■ Information provided
* begin *

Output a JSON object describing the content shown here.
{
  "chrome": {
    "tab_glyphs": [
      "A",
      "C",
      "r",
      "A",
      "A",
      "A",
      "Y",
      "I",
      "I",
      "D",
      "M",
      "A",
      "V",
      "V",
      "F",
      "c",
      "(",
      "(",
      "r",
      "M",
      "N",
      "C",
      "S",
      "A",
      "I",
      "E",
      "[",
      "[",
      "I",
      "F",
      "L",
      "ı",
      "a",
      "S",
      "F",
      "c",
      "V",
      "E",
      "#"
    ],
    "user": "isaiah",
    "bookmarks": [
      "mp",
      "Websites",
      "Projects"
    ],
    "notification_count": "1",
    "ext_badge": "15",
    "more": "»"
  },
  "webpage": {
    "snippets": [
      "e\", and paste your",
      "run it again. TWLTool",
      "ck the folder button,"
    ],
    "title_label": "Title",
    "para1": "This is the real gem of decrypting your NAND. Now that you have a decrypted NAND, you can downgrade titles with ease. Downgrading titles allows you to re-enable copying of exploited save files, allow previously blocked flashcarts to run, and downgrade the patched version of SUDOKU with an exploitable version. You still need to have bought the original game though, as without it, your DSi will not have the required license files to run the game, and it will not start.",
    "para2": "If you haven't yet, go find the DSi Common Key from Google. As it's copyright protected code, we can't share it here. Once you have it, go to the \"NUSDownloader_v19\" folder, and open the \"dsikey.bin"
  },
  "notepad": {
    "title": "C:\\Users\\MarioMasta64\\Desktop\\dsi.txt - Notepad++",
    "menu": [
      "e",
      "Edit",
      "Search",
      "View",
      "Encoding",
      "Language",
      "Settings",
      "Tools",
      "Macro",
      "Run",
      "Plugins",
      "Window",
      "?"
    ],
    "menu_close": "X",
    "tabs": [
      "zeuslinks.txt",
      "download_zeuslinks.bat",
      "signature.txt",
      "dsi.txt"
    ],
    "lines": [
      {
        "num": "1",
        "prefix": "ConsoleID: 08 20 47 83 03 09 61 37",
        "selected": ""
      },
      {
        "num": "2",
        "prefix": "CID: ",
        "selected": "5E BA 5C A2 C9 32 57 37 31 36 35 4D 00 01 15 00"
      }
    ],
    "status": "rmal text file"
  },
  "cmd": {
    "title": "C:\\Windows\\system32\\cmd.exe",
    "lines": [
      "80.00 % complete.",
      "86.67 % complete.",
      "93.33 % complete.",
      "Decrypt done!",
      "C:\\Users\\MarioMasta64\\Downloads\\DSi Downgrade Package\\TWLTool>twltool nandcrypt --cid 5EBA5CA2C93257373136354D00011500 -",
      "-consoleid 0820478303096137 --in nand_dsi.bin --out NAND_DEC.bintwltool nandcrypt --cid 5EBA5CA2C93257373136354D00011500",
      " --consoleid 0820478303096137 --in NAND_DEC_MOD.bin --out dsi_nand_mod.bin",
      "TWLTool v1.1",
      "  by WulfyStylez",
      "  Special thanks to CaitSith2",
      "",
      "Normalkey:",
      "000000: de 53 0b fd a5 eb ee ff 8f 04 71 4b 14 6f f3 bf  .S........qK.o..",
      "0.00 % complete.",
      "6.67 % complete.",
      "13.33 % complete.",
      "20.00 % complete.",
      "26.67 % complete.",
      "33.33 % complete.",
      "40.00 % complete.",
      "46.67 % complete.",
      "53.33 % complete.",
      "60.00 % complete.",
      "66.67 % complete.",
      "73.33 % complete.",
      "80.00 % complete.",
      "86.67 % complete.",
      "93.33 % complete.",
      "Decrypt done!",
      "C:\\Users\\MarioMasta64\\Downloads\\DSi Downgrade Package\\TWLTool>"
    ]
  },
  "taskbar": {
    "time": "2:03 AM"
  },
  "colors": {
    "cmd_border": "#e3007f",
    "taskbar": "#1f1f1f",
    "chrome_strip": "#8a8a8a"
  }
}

* end *

■ Stated goal
The records above should be returned exactly.

■ Completed task
Output a JSON object describing the content shown here.
{
  "chrome": {
    "tab_glyphs": [
      "A",
      "C",
      "r",
      "A",
      "A",
      "A",
      "Y",
      "I",
      "I",
      "D",
      "M",
      "A",
      "V",
      "V",
      "F",
      "c",
      "(",
      "(",
      "r",
      "M",
      "N",
      "C",
      "S",
      "A",
      "I",
      "E",
      "[",
      "[",
      "I",
      "F",
      "L",
      "ı",
      "a",
      "S",
      "F",
      "c",
      "V",
      "E",
      "#"
    ],
    "user": "isaiah",
    "bookmarks": [
      "mp",
      "Websites",
      "Projects"
    ],
    "notification_count": "1",
    "ext_badge": "15",
    "more": "»"
  },
  "webpage": {
    "snippets": [
      "e\", and paste your",
      "run it again. TWLTool",
      "ck the folder button,"
    ],
    "title_label": "Title",
    "para1": "This is the real gem of decrypting your NAND. Now that you have a decrypted NAND, you can downgrade titles with ease. Downgrading titles allows you to re-enable copying of exploited save files, allow previously blocked flashcarts to run, and downgrade the patched version of SUDOKU with an exploitable version. You still need to have bought the original game though, as without it, your DSi will not have the required license files to run the game, and it will not start.",
    "para2": "If you haven't yet, go find the DSi Common Key from Google. As it's copyright protected code, we can't share it here. Once you have it, go to the \"NUSDownloader_v19\" folder, and open the \"dsikey.bin"
  },
  "notepad": {
    "title": "C:\\Users\\MarioMasta64\\Desktop\\dsi.txt - Notepad++",
    "menu": [
      "e",
      "Edit",
      "Search",
      "View",
      "Encoding",
      "Language",
      "Settings",
      "Tools",
      "Macro",
      "Run",
      "Plugins",
      "Window",
      "?"
    ],
    "menu_close": "X",
    "tabs": [
      "zeuslinks.txt",
      "download_zeuslinks.bat",
      "signature.txt",
      "dsi.txt"
    ],
    "lines": [
      {
        "num": "1",
        "prefix": "ConsoleID: 08 20 47 83 03 09 61 37",
        "selected": ""
      },
      {
        "num": "2",
        "prefix": "CID: ",
        "selected": "5E BA 5C A2 C9 32 57 37 31 36 35 4D 00 01 15 00"
      }
    ],
    "status": "rmal text file"
  },
  "cmd": {
    "title": "C:\\Windows\\system32\\cmd.exe",
    "lines": [
      "80.00 % complete.",
      "86.67 % complete.",
      "93.33 % complete.",
      "Decrypt done!",
      "C:\\Users\\MarioMasta64\\Downloads\\DSi Downgrade Package\\TWLTool>twltool nandcrypt --cid 5EBA5CA2C93257373136354D00011500 -",
      "-consoleid 0820478303096137 --in nand_dsi.bin --out NAND_DEC.bintwltool nandcrypt --cid 5EBA5CA2C93257373136354D00011500",
      " --consoleid 0820478303096137 --in NAND_DEC_MOD.bin --out dsi_nand_mod.bin",
      "TWLTool v1.1",
      "  by WulfyStylez",
      "  Special thanks to CaitSith2",
      "",
      "Normalkey:",
      "000000: de 53 0b fd a5 eb ee ff 8f 04 71 4b 14 6f f3 bf  .S........qK.o..",
      "0.00 % complete.",
      "6.67 % complete.",
      "13.33 % complete.",
      "20.00 % complete.",
      "26.67 % complete.",
      "33.33 % complete.",
      "40.00 % complete.",
      "46.67 % complete.",
      "53.33 % complete.",
      "60.00 % complete.",
      "66.67 % complete.",
      "73.33 % complete.",
      "80.00 % complete.",
      "86.67 % complete.",
      "93.33 % complete.",
      "Decrypt done!",
      "C:\\Users\\MarioMasta64\\Downloads\\DSi Downgrade Package\\TWLTool>"
    ]
  },
  "taskbar": {
    "time": "2:03 AM"
  },
  "colors": {
    "cmd_border": "#e3007f",
    "taskbar": "#1f1f1f",
    "chrome_strip": "#8a8a8a"
  }
}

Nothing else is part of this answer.